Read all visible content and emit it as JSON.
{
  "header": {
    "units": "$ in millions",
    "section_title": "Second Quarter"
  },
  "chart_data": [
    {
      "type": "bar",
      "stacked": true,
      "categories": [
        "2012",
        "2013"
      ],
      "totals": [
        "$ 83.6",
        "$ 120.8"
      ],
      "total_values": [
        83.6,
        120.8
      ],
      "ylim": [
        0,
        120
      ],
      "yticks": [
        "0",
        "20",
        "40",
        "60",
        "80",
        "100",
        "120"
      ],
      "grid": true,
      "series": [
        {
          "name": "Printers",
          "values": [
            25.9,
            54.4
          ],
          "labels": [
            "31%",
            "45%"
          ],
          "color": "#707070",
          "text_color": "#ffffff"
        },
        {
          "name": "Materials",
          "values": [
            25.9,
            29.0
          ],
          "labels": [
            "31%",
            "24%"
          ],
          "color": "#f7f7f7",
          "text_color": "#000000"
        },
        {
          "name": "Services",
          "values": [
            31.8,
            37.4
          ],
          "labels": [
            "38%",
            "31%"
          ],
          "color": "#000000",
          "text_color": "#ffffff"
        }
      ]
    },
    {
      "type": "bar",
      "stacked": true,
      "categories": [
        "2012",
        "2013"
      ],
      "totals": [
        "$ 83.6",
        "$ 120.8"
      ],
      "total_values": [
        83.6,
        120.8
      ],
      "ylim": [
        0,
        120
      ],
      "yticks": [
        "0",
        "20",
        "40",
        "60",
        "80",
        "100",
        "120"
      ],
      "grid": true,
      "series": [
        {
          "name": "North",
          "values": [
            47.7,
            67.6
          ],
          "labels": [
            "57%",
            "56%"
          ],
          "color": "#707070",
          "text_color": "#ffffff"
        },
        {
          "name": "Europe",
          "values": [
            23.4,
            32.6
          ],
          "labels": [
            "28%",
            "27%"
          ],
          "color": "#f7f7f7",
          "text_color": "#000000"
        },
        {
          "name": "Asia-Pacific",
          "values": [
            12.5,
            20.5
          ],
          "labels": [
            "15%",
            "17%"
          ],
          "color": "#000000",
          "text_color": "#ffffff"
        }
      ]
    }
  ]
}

-- -- --

▶ _EXERCISE DIRECTIONS_
Give the records above again, word for word.

▶ _PROBLEM SOLUTION_
Read all visible content and emit it as JSON.
{
  "header": {
    "units": "$ in millions",
    "section_title": "Second Quarter"
  },
  "chart_data": [
    {
      "type": "bar",
      "stacked": true,
      "categories": [
        "2012",
        "2013"
      ],
      "totals": [
        "$ 83.6",
        "$ 120.8"
      ],
      "total_values": [
        83.6,
        120.8
      ],
      "ylim": [
        0,
        120
      ],
      "yticks": [
        "0",
        "20",
        "40",
        "60",
        "80",
        "100",
        "120"
      ],
      "grid": true,
      "series": [
        {
          "name": "Printers",
          "values": [
            25.9,
            54.4
          ],
          "labels": [
            "31%",
            "45%"
          ],
          "color": "#707070",
          "text_color": "#ffffff"
        },
        {
          "name": "Materials",
          "values": [
            25.9,
            29.0
          ],
          "labels": [
            "31%",
            "24%"
          ],
          "color": "#f7f7f7",
          "text_color": "#000000"
        },
        {
          "name": "Services",
          "values": [
            31.8,
            37.4
          ],
          "labels": [
            "38%",
            "31%"
          ],
          "color": "#000000",
          "text_color": "#ffffff"
        }
      ]
    },
    {
      "type": "bar",
      "stacked": true,
      "categories": [
        "2012",
        "2013"
      ],
      "totals": [
        "$ 83.6",
        "$ 120.8"
      ],
      "total_values": [
        83.6,
        120.8
      ],
      "ylim": [
        0,
        120
      ],
      "yticks": [
        "0",
        "20",
        "40",
        "60",
        "80",
        "100",
        "120"
      ],
      "grid": true,
      "series": [
        {
          "name": "North",
          "values": [
            47.7,
            67.6
          ],
          "labels": [
            "57%",
            "56%"
          ],
          "color": "#707070",
          "text_color": "#ffffff"
        },
        {
          "name": "Europe",
          "values": [
            23.4,
            32.6
          ],
          "labels": [
            "28%",
            "27%"
          ],
          "color": "#f7f7f7",
          "text_color": "#000000"
        },
        {
          "name": "Asia-Pacific",
          "values": [
            12.5,
            20.5
          ],
          "labels": [
            "15%",
            "17%"
          ],
          "color": "#000000",
          "text_color": "#ffffff"
        }
      ]
    }
  ]
}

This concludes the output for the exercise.